Stored items

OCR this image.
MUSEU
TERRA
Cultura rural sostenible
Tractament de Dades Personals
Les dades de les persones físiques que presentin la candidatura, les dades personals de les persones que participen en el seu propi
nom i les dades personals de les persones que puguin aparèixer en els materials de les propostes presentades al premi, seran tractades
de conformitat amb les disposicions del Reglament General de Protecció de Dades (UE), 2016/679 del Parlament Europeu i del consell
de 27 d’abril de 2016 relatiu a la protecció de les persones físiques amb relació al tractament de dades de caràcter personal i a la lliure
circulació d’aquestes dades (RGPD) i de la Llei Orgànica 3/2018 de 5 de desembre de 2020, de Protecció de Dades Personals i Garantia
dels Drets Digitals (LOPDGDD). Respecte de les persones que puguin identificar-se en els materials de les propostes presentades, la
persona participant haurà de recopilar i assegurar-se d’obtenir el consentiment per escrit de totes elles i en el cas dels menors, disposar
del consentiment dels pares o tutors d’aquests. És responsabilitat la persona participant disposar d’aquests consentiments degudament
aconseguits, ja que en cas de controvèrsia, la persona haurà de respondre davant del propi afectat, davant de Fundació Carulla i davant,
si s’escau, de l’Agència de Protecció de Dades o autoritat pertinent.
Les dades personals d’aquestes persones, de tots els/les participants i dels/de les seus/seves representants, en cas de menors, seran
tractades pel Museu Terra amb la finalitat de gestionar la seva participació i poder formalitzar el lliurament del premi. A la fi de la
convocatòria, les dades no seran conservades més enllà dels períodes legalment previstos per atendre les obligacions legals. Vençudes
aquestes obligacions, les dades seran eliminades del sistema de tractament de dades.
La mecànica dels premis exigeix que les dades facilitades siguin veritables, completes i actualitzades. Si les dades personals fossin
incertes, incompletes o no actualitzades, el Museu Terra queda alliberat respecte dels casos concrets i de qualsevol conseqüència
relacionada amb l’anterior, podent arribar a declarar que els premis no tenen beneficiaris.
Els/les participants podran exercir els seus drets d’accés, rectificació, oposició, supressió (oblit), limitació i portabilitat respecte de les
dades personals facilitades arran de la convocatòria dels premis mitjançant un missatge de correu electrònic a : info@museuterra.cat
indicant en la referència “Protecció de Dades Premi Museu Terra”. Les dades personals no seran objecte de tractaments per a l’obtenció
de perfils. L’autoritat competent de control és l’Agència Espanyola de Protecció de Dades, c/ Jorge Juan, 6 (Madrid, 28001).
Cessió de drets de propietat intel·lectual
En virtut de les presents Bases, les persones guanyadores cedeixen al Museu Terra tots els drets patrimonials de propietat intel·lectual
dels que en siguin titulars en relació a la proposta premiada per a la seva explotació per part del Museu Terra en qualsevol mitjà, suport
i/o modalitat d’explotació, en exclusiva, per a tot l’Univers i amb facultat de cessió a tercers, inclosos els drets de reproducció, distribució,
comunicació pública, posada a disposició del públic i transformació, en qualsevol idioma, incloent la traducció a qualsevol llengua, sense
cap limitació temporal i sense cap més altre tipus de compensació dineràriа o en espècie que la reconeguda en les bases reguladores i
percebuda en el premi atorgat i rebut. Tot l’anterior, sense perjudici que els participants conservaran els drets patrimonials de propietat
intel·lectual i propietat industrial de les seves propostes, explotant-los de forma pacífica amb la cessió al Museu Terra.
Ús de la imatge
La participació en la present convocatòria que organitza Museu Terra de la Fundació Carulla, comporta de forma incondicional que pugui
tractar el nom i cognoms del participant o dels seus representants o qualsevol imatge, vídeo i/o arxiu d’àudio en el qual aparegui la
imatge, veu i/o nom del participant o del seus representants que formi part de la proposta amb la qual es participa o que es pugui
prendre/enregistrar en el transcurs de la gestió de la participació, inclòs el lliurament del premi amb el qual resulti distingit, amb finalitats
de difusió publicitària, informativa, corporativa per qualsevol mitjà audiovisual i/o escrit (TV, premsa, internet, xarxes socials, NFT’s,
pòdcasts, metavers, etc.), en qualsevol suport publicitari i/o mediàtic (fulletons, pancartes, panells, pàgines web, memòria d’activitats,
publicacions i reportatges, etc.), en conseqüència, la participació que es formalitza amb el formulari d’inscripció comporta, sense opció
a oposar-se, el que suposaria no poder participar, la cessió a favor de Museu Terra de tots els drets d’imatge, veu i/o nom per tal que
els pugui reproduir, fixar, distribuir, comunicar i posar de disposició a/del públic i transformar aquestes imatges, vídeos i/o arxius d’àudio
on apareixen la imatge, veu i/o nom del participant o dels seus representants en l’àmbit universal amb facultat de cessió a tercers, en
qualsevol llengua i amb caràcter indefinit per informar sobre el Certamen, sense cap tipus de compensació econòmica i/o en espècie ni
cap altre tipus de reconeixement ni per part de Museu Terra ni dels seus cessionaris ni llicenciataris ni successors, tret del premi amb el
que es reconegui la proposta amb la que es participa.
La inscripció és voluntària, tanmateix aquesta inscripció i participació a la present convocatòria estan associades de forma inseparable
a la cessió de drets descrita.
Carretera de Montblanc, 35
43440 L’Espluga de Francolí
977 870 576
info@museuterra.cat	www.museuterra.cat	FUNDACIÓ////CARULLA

» GOAL OF THE EXERCISE: Determine how many lines of the records above contain the word "seran", and report only that number.

» EXERCISE SOLUTION: 5